RECORDED INFORMATION:
----------------

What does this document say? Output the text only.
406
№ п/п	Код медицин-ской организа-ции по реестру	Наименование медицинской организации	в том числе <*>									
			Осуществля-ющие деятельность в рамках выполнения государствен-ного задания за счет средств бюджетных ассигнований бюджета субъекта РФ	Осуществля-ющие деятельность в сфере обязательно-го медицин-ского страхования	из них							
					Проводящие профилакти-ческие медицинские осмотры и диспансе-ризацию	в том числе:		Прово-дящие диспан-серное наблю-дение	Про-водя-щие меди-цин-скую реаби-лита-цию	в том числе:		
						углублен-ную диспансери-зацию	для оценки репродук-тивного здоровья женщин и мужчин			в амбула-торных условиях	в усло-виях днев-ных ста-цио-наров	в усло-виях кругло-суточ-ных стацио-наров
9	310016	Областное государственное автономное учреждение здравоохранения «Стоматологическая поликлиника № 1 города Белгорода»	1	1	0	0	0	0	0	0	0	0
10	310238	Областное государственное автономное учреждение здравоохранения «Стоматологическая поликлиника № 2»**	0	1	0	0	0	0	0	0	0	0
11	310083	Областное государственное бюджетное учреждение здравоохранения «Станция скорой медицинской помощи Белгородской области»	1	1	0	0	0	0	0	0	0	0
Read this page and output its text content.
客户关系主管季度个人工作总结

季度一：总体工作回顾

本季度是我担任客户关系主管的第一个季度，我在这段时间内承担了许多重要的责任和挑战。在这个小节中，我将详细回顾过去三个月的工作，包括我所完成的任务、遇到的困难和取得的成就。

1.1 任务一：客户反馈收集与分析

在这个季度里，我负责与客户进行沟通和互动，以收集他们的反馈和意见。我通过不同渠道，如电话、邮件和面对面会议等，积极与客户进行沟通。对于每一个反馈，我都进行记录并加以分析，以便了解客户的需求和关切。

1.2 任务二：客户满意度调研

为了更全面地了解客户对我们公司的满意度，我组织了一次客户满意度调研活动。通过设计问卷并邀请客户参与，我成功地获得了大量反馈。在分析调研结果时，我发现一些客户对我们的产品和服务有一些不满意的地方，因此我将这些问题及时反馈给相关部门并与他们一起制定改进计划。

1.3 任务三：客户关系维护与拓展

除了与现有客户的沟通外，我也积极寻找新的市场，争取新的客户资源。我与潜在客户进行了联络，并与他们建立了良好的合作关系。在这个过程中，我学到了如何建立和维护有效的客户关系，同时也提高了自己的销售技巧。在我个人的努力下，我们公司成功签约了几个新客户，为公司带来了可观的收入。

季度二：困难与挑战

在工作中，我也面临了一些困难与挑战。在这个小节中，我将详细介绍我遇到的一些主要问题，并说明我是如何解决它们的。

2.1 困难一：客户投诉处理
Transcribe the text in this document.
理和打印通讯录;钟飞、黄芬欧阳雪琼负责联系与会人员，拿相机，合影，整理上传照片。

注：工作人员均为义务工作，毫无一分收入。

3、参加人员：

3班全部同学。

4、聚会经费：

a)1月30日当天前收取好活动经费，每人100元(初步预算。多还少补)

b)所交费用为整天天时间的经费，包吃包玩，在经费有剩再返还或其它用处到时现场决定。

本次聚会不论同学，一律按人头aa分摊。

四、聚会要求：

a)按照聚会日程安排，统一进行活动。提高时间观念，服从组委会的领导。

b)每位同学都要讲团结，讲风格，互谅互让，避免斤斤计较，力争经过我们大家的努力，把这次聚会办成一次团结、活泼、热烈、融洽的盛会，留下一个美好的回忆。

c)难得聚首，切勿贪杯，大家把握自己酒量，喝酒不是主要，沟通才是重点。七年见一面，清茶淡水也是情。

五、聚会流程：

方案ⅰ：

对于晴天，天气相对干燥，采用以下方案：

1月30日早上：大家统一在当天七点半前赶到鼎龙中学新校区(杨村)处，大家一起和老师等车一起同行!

----------------

YOUR GOAL: Each line from the one containing "Transcribe the text in this document." through the end of the entries, both included, is to be returned exactly, with no other lines.

EXERCISE SOLUTION:
Transcribe the text in this document.
理和打印通讯录;钟飞、黄芬欧阳雪琼负责联系与会人员，拿相机，合影，整理上传照片。

注：工作人员均为义务工作，毫无一分收入。

3、参加人员：

3班全部同学。

4、聚会经费：

a)1月30日当天前收取好活动经费，每人100元(初步预算。多还少补)

b)所交费用为整天天时间的经费，包吃包玩，在经费有剩再返还或其它用处到时现场决定。

本次聚会不论同学，一律按人头aa分摊。

四、聚会要求：

a)按照聚会日程安排，统一进行活动。提高时间观念，服从组委会的领导。

b)每位同学都要讲团结，讲风格，互谅互让，避免斤斤计较，力争经过我们大家的努力，把这次聚会办成一次团结、活泼、热烈、融洽的盛会，留下一个美好的回忆。

c)难得聚首，切勿贪杯，大家把握自己酒量，喝酒不是主要，沟通才是重点。七年见一面，清茶淡水也是情。

五、聚会流程：

方案ⅰ：

对于晴天，天气相对干燥，采用以下方案：

1月30日早上：大家统一在当天七点半前赶到鼎龙中学新校区(杨村)处，大家一起和老师等车一起同行!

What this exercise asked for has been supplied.